Go through the material and tally the lines containing the string "this". Give the total alone.

[Begin INPUT DATA]

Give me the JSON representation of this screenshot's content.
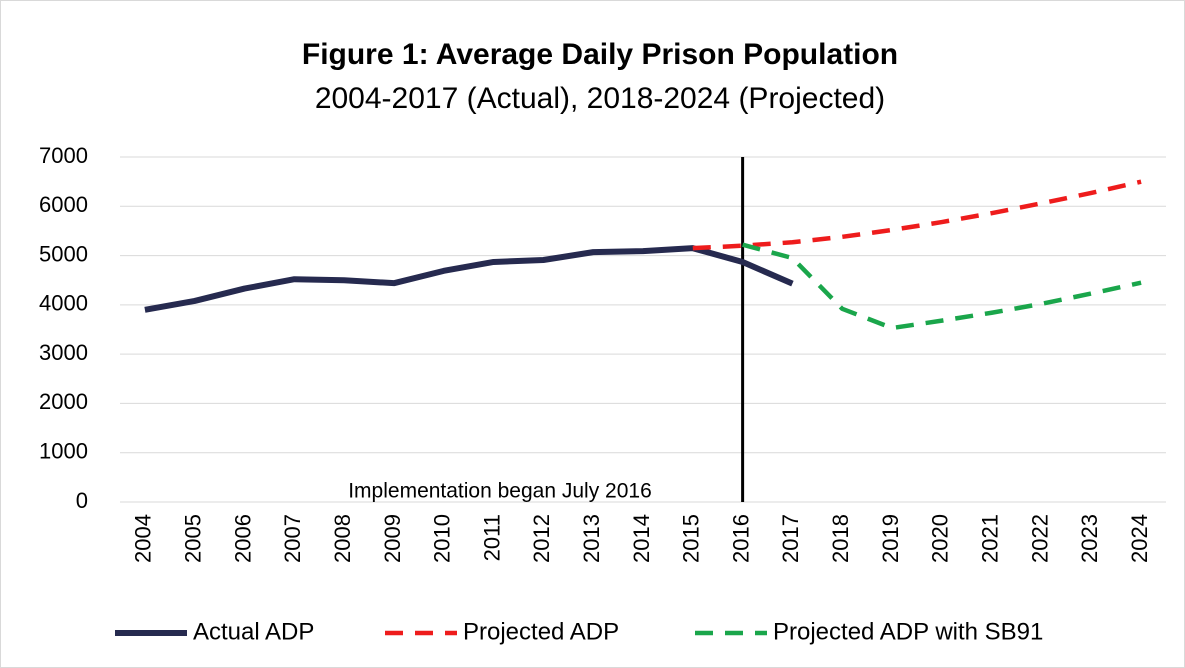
{
  "chart_data": {
    "type": "line",
    "title": "Figure 1: Average Daily Prison Population",
    "subtitle": "2004-2017 (Actual), 2018-2024 (Projected)",
    "categories": [
      "2004",
      "2005",
      "2006",
      "2007",
      "2008",
      "2009",
      "2010",
      "2011",
      "2012",
      "2013",
      "2014",
      "2015",
      "2016",
      "2017",
      "2018",
      "2019",
      "2020",
      "2021",
      "2022",
      "2023",
      "2024"
    ],
    "series": [
      {
        "name": "Actual ADP",
        "color": "#262a4f",
        "dash": false,
        "values": [
          3900,
          4080,
          4330,
          4520,
          4500,
          4440,
          4690,
          4870,
          4910,
          5070,
          5090,
          5150,
          4870,
          4430,
          null,
          null,
          null,
          null,
          null,
          null,
          null
        ]
      },
      {
        "name": "Projected ADP",
        "color": "#ee1c1c",
        "dash": true,
        "values": [
          null,
          null,
          null,
          null,
          null,
          null,
          null,
          null,
          null,
          null,
          null,
          5150,
          5200,
          5270,
          5380,
          5520,
          5680,
          5860,
          6060,
          6270,
          6500
        ]
      },
      {
        "name": "Projected ADP with SB91",
        "color": "#1aa64b",
        "dash": true,
        "values": [
          null,
          null,
          null,
          null,
          null,
          null,
          null,
          null,
          null,
          null,
          null,
          null,
          5220,
          4950,
          3920,
          3530,
          3680,
          3840,
          4020,
          4230,
          4450
        ]
      }
    ],
    "ylim": [
      0,
      7000
    ],
    "yticks": [
      0,
      1000,
      2000,
      3000,
      4000,
      5000,
      6000,
      7000
    ],
    "grid": true,
    "vline": {
      "x": "2016",
      "label": "Implementation began July 2016"
    },
    "legend": "bottom"
  }
}
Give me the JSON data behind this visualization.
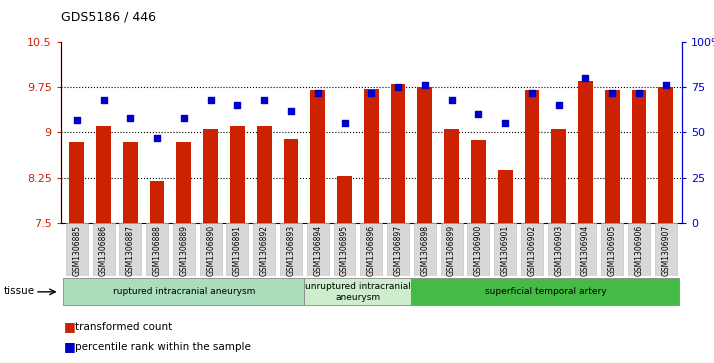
{
  "title": "GDS5186 / 446",
  "samples": [
    "GSM1306885",
    "GSM1306886",
    "GSM1306887",
    "GSM1306888",
    "GSM1306889",
    "GSM1306890",
    "GSM1306891",
    "GSM1306892",
    "GSM1306893",
    "GSM1306894",
    "GSM1306895",
    "GSM1306896",
    "GSM1306897",
    "GSM1306898",
    "GSM1306899",
    "GSM1306900",
    "GSM1306901",
    "GSM1306902",
    "GSM1306903",
    "GSM1306904",
    "GSM1306905",
    "GSM1306906",
    "GSM1306907"
  ],
  "bar_values": [
    8.85,
    9.1,
    8.85,
    8.2,
    8.85,
    9.05,
    9.1,
    9.1,
    8.9,
    9.7,
    8.28,
    9.72,
    9.8,
    9.75,
    9.05,
    8.88,
    8.38,
    9.7,
    9.05,
    9.85,
    9.7,
    9.7,
    9.76
  ],
  "dot_values": [
    57,
    68,
    58,
    47,
    58,
    68,
    65,
    68,
    62,
    72,
    55,
    72,
    75,
    76,
    68,
    60,
    55,
    72,
    65,
    80,
    72,
    72,
    76
  ],
  "ylim_left": [
    7.5,
    10.5
  ],
  "ylim_right": [
    0,
    100
  ],
  "yticks_left": [
    7.5,
    8.25,
    9.0,
    9.75,
    10.5
  ],
  "ytick_labels_left": [
    "7.5",
    "8.25",
    "9",
    "9.75",
    "10.5"
  ],
  "yticks_right": [
    0,
    25,
    50,
    75,
    100
  ],
  "ytick_labels_right": [
    "0",
    "25",
    "50",
    "75",
    "100%"
  ],
  "bar_color": "#cc2200",
  "dot_color": "#0000cc",
  "background_plot": "#ffffff",
  "grid_color": "#000000",
  "groups": [
    {
      "label": "ruptured intracranial aneurysm",
      "start": 0,
      "end": 9,
      "color": "#aaddbb"
    },
    {
      "label": "unruptured intracranial\naneurysm",
      "start": 9,
      "end": 13,
      "color": "#cceecc"
    },
    {
      "label": "superficial temporal artery",
      "start": 13,
      "end": 23,
      "color": "#44bb44"
    }
  ],
  "tissue_label": "tissue",
  "legend_bar_label": "transformed count",
  "legend_dot_label": "percentile rank within the sample",
  "dotted_lines": [
    8.25,
    9.0,
    9.75
  ]
}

[End INPUT DATA]

COMPLETE OUTPUT> 2